» Task input
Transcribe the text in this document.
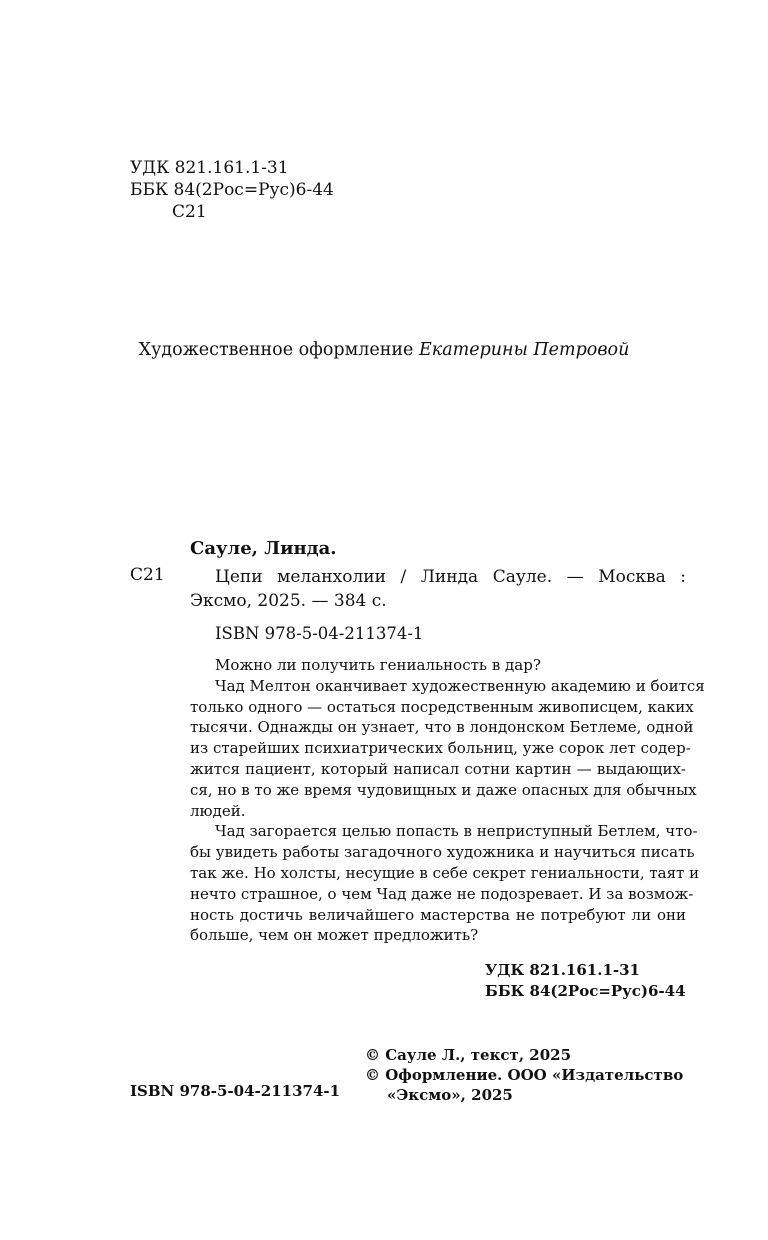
УДК 821.161.1-31
ББК 84(2Рос=Рус)6-44
С21
Художественное оформление Екатерины Петровой
Сауле, Линда.
С21	Цепи меланхолии / Линда Сауле. — Москва :
Эксмо, 2025. — 384 с.
ISBN 978-5-04-211374-1
Можно ли получить гениальность в дар?
Чад Мелтон оканчивает художественную академию и боится
только одного — остаться посредственным живописцем, каких
тысячи. Однажды он узнает, что в лондонском Бетлеме, одной
из старейших психиатрических больниц, уже сорок лет содер-
жится пациент, который написал сотни картин — выдающих-
ся, но в то же время чудовищных и даже опасных для обычных
людей.
Чад загорается целью попасть в неприступный Бетлем, что-
бы увидеть работы загадочного художника и научиться писать
так же. Но холсты, несущие в себе секрет гениальности, таят и
нечто страшное, о чем Чад даже не подозревает. И за возмож-
ность достичь величайшего мастерства не потребуют ли они
больше, чем он может предложить?
УДК 821.161.1-31
ББК 84(2Рос=Рус)6-44
ISBN 978-5-04-211374-1
© Сауле Л., текст, 2025
© Оформление. ООО «Издательство
«Эксмо», 2025
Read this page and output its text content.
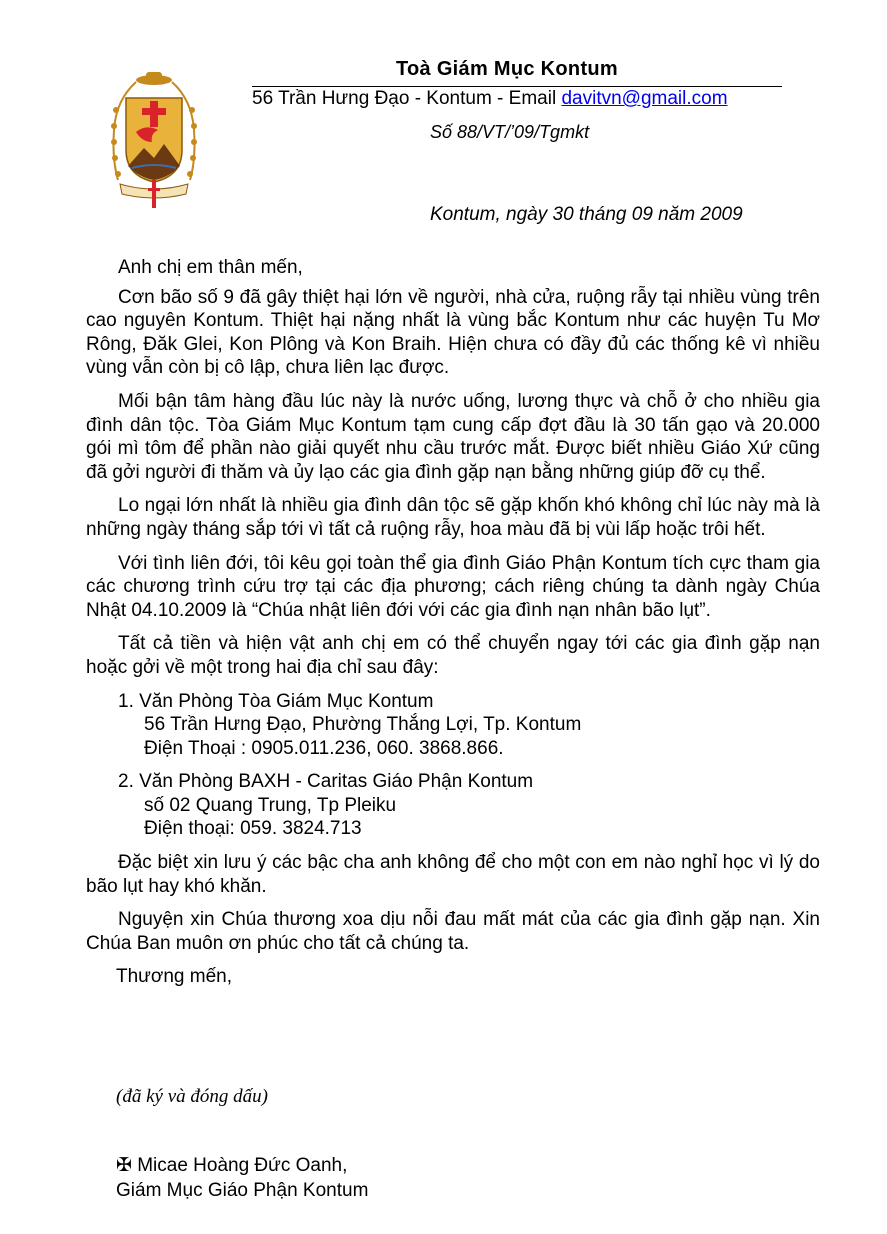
Toà Giám Mục Kontum
56 Trần Hưng Đạo - Kontum - Email davitvn@gmail.com
Số 88/VT/’09/Tgmkt
Kontum, ngày 30 tháng 09 năm 2009

Anh chị em thân mến,

Cơn bão số 9 đã gây thiệt hại lớn về người, nhà cửa, ruộng rẫy tại nhiều vùng trên cao nguyên Kontum. Thiệt hại nặng nhất là vùng bắc Kontum như các huyện Tu Mơ Rông, Đăk Glei, Kon Plông và Kon Braih. Hiện chưa có đầy đủ các thống kê vì nhiều vùng vẫn còn bị cô lập, chưa liên lạc được.

Mối bận tâm hàng đầu lúc này là nước uống, lương thực và chỗ ở cho nhiều gia đình dân tộc. Tòa Giám Mục Kontum tạm cung cấp đợt đầu là 30 tấn gạo và 20.000 gói mì tôm để phần nào giải quyết nhu cầu trước mắt. Được biết nhiều Giáo Xứ cũng đã gởi người đi thăm và ủy lạo các gia đình gặp nạn bằng những giúp đỡ cụ thể.

Lo ngại lớn nhất là nhiều gia đình dân tộc sẽ gặp khốn khó không chỉ lúc này mà là những ngày tháng sắp tới vì tất cả ruộng rẫy, hoa màu đã bị vùi lấp hoặc trôi hết.

Với tình liên đới, tôi kêu gọi toàn thể gia đình Giáo Phận Kontum tích cực tham gia các chương trình cứu trợ tại các địa phương; cách riêng chúng ta dành ngày Chúa Nhật 04.10.2009 là “Chúa nhật liên đới với các gia đình nạn nhân bão lụt”.

Tất cả tiền và hiện vật anh chị em có thể chuyển ngay tới các gia đình gặp nạn hoặc gởi về một trong hai địa chỉ sau đây:

1. Văn Phòng Tòa Giám Mục Kontum
56 Trần Hưng Đạo, Phường Thắng Lợi, Tp. Kontum
Điện Thoại : 0905.011.236, 060. 3868.866.
2. Văn Phòng BAXH - Caritas Giáo Phận Kontum
số 02 Quang Trung, Tp Pleiku
Điện thoại: 059. 3824.713

Đặc biệt xin lưu ý các bậc cha anh không để cho một con em nào nghỉ học vì lý do bão lụt hay khó khăn.

Nguyện xin Chúa thương xoa dịu nỗi đau mất mát của các gia đình gặp nạn. Xin Chúa Ban muôn ơn phúc cho tất cả chúng ta.

Thương mến,

(đã ký và đóng dấu)
✠ Micae Hoàng Đức Oanh,
Giám Mục Giáo Phận Kontum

» What the task requires
Look through the records above and report how many lines hold the word "Giáo", giving only the number.

» Solution
4